» 記述課題 A
参照文書で、猫の国勢調査2011による完全室内飼いの割合は何%以上とされていますか。

» 参照文書
爪とぎで壁や柱がボロボロに?!猫好きさんの悩みを解消するあの手この手

「シングル女性がマンションと猫をかうと、やばいらしい…」何がやばいかはおいといて、犬派だった私が、あるとき猫の魅力にはまり、今や猫は暮らしの大事なパートナーに。優美な仕草、思いきり手足を伸ばした寝姿、ツンデレ具合にもうっとり。
しかし、そんな愛猫家でも家具や壁、柱でガリガリ爪とぎをされるのは悩みの種。猫の国勢調査2011(アイリスオーヤマ調査)によると、飼い猫の飼育環境は完全室内飼いが80%以上で、住居は一戸建てが60%以上。飼い猫で困っていることは、長期の外出が出来ないことに次いで、臭い、部屋の汚れや損傷が気になる人が多いという結果が出ています。

賃貸マンションでも、新築の家でも、家や家具を傷つけられるのを恐れて猫を飼うのを躊躇している人は多いはず。そこで、爪とぎで家や家具が傷む心配なく猫と暮らすために、爪とぎ対策、防止策を調べてみました。

■猫は何故爪とぎをするの?

» 演習用エントリ
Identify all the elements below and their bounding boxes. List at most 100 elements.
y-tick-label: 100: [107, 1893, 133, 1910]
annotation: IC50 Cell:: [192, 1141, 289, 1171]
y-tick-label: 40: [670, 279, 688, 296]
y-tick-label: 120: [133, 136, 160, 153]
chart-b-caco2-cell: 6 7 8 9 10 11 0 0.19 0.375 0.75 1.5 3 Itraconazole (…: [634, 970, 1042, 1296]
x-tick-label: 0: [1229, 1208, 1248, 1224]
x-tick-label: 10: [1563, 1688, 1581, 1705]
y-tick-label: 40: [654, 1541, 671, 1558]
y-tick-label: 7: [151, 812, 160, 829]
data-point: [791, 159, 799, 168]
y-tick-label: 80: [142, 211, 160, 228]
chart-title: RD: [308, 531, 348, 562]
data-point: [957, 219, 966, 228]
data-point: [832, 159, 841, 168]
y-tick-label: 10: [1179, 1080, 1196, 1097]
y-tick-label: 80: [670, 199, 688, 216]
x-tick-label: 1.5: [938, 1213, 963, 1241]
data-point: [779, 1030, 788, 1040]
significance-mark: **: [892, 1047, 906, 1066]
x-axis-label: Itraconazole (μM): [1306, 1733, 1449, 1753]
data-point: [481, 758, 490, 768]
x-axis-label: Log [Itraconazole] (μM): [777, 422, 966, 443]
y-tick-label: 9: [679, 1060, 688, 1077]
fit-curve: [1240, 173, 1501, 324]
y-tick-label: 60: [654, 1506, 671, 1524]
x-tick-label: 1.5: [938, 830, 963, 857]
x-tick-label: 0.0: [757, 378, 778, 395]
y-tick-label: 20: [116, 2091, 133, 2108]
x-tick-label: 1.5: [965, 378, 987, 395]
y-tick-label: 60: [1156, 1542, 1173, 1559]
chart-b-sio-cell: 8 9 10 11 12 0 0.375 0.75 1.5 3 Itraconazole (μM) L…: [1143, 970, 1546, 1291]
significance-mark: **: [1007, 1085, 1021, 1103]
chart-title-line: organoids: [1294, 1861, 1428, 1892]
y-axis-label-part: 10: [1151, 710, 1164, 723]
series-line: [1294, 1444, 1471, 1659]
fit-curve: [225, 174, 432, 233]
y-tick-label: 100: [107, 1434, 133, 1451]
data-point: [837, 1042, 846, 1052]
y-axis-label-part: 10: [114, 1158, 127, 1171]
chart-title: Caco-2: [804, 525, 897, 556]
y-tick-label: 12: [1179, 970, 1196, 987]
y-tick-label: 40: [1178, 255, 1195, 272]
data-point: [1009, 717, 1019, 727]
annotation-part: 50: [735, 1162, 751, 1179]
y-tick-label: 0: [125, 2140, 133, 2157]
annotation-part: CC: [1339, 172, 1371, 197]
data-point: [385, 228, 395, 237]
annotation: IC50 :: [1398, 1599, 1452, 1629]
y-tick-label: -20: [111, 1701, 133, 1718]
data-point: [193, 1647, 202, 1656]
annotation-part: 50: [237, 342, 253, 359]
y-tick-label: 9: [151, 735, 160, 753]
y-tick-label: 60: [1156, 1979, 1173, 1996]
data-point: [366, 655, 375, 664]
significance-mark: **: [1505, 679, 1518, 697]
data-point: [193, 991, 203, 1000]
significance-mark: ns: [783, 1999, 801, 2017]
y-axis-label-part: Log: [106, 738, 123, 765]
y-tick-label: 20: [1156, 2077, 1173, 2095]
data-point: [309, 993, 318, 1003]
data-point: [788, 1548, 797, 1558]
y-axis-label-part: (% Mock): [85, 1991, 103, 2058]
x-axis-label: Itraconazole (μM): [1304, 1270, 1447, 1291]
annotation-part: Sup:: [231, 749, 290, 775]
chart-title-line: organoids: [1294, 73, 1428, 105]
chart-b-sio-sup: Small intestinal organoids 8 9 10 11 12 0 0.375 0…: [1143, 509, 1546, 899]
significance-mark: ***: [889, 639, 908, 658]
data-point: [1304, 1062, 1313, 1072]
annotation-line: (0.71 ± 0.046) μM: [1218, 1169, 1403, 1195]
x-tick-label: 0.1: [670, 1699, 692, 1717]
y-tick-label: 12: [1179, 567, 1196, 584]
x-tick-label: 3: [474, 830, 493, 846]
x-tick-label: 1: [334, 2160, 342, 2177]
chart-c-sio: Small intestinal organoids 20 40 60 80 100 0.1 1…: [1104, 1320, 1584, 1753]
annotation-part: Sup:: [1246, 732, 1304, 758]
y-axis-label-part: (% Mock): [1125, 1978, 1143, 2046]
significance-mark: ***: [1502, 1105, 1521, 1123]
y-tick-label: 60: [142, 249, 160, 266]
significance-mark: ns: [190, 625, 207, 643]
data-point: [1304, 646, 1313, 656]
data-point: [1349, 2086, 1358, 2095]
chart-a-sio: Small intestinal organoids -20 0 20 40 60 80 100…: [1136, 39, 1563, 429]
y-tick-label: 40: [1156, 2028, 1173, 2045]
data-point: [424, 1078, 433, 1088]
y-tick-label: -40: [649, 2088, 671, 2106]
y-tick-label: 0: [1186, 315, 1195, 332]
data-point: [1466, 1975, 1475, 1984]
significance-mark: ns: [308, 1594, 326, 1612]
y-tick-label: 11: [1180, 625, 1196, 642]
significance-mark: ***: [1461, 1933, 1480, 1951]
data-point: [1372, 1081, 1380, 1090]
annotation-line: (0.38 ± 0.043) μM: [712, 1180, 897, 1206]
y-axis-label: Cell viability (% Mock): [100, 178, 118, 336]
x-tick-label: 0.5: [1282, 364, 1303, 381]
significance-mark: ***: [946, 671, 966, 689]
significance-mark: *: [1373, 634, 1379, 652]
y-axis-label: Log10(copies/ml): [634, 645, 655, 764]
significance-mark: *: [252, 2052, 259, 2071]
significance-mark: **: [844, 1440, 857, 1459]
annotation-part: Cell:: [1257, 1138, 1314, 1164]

» 記述課題 B
エントリの冒頭の行から「x-tick-label: 10: [1563, 1688, 1581, 1705]」を含む行までを、両端の行も含めてJSONの文字列リストに変換してください。1行を1つの文字列とし、空行は入れないでください。

» 解答例 A
80%以上です。

» 解答例 B
[
  "Identify all the elements below and their bounding boxes. List at most 100 elements.",
  "y-tick-label: 100: [107, 1893, 133, 1910]",
  "annotation: IC50 Cell:: [192, 1141, 289, 1171]",
  "y-tick-label: 40: [670, 279, 688, 296]",
  "y-tick-label: 120: [133, 136, 160, 153]",
  "chart-b-caco2-cell: 6 7 8 9 10 11 0 0.19 0.375 0.75 1.5 3 Itraconazole (…: [634, 970, 1042, 1296]",
  "x-tick-label: 0: [1229, 1208, 1248, 1224]",
  "x-tick-label: 10: [1563, 1688, 1581, 1705]"
]